:: STATED EXERCISE ::
Copy each line where the word "JSON" occurs.

(Figure record extracts)
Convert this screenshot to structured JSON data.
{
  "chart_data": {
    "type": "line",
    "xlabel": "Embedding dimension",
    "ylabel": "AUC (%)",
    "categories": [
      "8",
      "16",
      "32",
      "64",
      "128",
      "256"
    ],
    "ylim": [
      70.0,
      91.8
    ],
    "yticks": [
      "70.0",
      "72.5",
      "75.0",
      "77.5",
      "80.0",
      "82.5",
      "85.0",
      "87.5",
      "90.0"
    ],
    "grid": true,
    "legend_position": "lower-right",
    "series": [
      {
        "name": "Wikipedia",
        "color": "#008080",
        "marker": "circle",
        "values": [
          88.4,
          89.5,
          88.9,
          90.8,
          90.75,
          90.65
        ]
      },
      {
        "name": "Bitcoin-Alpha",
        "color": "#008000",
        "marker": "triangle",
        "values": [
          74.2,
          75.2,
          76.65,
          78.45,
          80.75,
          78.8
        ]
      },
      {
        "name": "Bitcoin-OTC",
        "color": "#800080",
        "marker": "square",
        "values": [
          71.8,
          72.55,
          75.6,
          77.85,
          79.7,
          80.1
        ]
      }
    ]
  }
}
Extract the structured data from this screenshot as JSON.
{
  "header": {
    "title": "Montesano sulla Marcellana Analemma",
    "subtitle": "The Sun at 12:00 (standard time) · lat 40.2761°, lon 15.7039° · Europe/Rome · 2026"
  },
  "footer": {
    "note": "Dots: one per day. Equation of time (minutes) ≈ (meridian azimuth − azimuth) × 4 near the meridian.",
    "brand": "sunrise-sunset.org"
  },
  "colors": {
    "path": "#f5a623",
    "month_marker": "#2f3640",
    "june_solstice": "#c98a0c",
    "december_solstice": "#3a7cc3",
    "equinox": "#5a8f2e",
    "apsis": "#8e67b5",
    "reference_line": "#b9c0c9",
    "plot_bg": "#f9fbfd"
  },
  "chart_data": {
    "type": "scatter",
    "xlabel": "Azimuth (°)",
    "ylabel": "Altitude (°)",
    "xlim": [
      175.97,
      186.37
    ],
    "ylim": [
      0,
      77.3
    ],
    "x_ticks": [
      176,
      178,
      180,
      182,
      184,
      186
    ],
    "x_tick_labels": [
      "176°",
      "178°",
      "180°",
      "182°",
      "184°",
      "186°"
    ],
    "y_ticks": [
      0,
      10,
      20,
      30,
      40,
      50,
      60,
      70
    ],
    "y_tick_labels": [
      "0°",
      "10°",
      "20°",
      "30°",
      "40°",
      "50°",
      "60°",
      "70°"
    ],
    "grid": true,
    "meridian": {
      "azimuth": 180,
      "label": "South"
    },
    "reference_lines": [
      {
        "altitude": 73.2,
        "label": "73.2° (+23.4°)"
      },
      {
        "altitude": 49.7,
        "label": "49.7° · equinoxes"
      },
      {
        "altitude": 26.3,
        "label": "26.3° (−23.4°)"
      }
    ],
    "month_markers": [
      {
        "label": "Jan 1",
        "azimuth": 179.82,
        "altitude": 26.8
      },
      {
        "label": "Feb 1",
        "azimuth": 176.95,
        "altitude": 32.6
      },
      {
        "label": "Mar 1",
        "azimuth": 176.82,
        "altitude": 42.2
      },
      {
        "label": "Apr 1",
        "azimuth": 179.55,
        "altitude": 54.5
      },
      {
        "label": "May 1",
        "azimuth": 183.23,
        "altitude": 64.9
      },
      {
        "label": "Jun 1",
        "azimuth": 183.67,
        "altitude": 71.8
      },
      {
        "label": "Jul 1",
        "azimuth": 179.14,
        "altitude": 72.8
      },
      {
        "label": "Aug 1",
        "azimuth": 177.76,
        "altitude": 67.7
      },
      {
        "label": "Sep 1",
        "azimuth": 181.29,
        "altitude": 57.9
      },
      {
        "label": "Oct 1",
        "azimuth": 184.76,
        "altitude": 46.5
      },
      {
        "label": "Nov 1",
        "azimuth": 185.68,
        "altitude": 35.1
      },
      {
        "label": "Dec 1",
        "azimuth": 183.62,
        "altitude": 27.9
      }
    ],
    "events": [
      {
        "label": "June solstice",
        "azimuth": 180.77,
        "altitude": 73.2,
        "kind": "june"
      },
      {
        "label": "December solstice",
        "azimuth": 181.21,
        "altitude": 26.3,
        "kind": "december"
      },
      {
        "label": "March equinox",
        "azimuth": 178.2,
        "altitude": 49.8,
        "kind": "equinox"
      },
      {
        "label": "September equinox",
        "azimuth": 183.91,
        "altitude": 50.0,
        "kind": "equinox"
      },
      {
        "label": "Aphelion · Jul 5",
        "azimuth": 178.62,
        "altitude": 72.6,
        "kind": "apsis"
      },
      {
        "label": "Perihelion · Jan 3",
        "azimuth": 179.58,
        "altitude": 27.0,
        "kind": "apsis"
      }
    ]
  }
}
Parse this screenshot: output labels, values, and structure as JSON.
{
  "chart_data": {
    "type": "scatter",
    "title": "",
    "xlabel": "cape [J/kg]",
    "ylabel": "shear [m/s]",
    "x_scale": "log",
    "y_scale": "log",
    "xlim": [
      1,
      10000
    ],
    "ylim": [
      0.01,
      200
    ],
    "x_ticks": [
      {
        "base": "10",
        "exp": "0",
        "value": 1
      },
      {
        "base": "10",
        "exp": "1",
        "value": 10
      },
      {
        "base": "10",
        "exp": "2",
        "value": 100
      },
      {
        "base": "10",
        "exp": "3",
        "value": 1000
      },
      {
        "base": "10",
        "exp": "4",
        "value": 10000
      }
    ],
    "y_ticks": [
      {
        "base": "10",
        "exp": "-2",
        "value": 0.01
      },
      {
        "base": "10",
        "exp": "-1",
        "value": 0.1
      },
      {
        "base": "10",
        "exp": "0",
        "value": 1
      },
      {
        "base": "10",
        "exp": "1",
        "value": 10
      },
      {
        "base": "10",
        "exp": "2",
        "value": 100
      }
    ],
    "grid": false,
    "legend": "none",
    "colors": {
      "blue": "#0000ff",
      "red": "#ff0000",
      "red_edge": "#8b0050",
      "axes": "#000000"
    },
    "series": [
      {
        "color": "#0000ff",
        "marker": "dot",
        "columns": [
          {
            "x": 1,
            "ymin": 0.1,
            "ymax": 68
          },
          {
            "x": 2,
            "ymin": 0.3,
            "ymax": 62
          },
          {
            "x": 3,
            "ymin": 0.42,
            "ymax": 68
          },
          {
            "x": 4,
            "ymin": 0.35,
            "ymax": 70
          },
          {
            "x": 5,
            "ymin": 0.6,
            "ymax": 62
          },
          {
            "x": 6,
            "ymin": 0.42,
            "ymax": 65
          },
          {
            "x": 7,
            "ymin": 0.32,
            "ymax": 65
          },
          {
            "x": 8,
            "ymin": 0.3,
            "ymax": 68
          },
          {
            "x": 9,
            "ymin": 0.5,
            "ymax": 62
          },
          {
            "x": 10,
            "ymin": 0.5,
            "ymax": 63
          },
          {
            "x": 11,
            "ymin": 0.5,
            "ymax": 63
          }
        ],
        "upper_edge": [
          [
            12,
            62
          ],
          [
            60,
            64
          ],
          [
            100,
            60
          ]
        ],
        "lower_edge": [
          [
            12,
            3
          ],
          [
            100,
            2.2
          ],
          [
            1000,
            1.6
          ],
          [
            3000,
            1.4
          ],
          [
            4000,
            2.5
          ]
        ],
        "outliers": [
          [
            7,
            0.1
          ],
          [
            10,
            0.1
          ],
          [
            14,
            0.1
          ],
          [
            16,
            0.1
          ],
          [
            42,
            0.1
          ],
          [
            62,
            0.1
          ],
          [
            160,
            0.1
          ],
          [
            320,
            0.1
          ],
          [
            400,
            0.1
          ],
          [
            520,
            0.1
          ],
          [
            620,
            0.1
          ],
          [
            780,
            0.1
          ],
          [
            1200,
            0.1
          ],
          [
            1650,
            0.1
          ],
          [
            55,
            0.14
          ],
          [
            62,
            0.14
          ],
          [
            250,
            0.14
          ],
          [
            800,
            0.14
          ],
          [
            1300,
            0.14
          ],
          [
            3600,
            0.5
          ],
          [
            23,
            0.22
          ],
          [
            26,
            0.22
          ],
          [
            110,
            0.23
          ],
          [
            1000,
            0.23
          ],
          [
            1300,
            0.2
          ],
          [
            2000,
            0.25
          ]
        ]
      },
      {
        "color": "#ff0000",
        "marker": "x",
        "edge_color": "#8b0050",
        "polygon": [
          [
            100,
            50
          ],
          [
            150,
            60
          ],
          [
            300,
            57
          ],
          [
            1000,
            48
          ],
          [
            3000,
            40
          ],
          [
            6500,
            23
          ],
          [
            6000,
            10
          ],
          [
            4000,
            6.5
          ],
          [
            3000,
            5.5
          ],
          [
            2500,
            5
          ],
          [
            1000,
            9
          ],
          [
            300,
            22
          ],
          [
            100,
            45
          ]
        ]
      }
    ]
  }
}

:: SOLUTION FOR THIS PROBLEM ::
Convert this screenshot to structured JSON data.
Extract the structured data from this screenshot as JSON.
Parse this screenshot: output labels, values, and structure as JSON.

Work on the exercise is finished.